- Problem details
Every entry needs to be printed exactly, please.

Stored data
============

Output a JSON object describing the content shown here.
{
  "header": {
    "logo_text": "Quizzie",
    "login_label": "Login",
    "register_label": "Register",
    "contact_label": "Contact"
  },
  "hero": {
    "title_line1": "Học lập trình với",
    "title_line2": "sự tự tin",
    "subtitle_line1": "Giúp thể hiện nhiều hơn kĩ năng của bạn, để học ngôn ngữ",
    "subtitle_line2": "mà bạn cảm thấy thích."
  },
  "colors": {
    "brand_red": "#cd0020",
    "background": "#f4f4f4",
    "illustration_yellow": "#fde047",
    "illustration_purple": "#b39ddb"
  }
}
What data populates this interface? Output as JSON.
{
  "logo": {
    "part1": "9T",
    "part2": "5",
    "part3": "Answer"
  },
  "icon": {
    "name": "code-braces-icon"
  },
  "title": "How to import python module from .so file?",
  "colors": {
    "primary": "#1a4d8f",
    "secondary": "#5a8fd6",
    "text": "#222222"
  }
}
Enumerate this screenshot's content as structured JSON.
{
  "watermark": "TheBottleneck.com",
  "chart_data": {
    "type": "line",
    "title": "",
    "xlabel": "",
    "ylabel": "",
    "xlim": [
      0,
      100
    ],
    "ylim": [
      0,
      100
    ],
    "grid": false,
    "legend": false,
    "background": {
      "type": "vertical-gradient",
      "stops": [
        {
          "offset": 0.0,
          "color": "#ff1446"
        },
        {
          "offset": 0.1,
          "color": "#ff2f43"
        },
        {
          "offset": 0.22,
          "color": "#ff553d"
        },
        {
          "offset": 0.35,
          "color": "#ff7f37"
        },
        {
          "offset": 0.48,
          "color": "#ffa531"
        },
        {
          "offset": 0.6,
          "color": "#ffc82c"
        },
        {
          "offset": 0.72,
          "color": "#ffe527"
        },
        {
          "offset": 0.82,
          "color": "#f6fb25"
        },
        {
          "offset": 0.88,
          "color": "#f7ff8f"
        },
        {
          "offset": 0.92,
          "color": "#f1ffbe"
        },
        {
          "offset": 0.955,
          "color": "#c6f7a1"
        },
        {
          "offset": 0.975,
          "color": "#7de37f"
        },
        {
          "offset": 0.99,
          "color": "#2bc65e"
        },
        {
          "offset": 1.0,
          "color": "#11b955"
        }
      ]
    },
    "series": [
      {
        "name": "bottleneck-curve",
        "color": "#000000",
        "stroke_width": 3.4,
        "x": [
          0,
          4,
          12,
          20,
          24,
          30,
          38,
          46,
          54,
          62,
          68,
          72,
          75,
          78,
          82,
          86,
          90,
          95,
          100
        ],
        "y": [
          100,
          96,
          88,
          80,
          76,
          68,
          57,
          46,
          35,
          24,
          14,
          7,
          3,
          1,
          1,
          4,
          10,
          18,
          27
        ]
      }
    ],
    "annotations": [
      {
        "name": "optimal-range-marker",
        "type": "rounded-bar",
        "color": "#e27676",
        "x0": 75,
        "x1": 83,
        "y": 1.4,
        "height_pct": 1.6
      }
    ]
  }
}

============

- Answer to the task
Output a JSON object describing the content shown here.
{
  "header": {
    "logo_text": "Quizzie",
    "login_label": "Login",
    "register_label": "Register",
    "contact_label": "Contact"
  },
  "hero": {
    "title_line1": "Học lập trình với",
    "title_line2": "sự tự tin",
    "subtitle_line1": "Giúp thể hiện nhiều hơn kĩ năng của bạn, để học ngôn ngữ",
    "subtitle_line2": "mà bạn cảm thấy thích."
  },
  "colors": {
    "brand_red": "#cd0020",
    "background": "#f4f4f4",
    "illustration_yellow": "#fde047",
    "illustration_purple": "#b39ddb"
  }
}
What data populates this interface? Output as JSON.
{
  "logo": {
    "part1": "9T",
    "part2": "5",
    "part3": "Answer"
  },
  "icon": {
    "name": "code-braces-icon"
  },
  "title": "How to import python module from .so file?",
  "colors": {
    "primary": "#1a4d8f",
    "secondary": "#5a8fd6",
    "text": "#222222"
  }
}
Enumerate this screenshot's content as structured JSON.
{
  "watermark": "TheBottleneck.com",
  "chart_data": {
    "type": "line",
    "title": "",
    "xlabel": "",
    "ylabel": "",
    "xlim": [
      0,
      100
    ],
    "ylim": [
      0,
      100
    ],
    "grid": false,
    "legend": false,
    "background": {
      "type": "vertical-gradient",
      "stops": [
        {
          "offset": 0.0,
          "color": "#ff1446"
        },
        {
          "offset": 0.1,
          "color": "#ff2f43"
        },
        {
          "offset": 0.22,
          "color": "#ff553d"
        },
        {
          "offset": 0.35,
          "color": "#ff7f37"
        },
        {
          "offset": 0.48,
          "color": "#ffa531"
        },
        {
          "offset": 0.6,
          "color": "#ffc82c"
        },
        {
          "offset": 0.72,
          "color": "#ffe527"
        },
        {
          "offset": 0.82,
          "color": "#f6fb25"
        },
        {
          "offset": 0.88,
          "color": "#f7ff8f"
        },
        {
          "offset": 0.92,
          "color": "#f1ffbe"
        },
        {
          "offset": 0.955,
          "color": "#c6f7a1"
        },
        {
          "offset": 0.975,
          "color": "#7de37f"
        },
        {
          "offset": 0.99,
          "color": "#2bc65e"
        },
        {
          "offset": 1.0,
          "color": "#11b955"
        }
      ]
    },
    "series": [
      {
        "name": "bottleneck-curve",
        "color": "#000000",
        "stroke_width": 3.4,
        "x": [
          0,
          4,
          12,
          20,
          24,
          30,
          38,
          46,
          54,
          62,
          68,
          72,
          75,
          78,
          82,
          86,
          90,
          95,
          100
        ],
        "y": [
          100,
          96,
          88,
          80,
          76,
          68,
          57,
          46,
          35,
          24,
          14,
          7,
          3,
          1,
          1,
          4,
          10,
          18,
          27
        ]
      }
    ],
    "annotations": [
      {
        "name": "optimal-range-marker",
        "type": "rounded-bar",
        "color": "#e27676",
        "x0": 75,
        "x1": 83,
        "y": 1.4,
        "height_pct": 1.6
      }
    ]
  }
}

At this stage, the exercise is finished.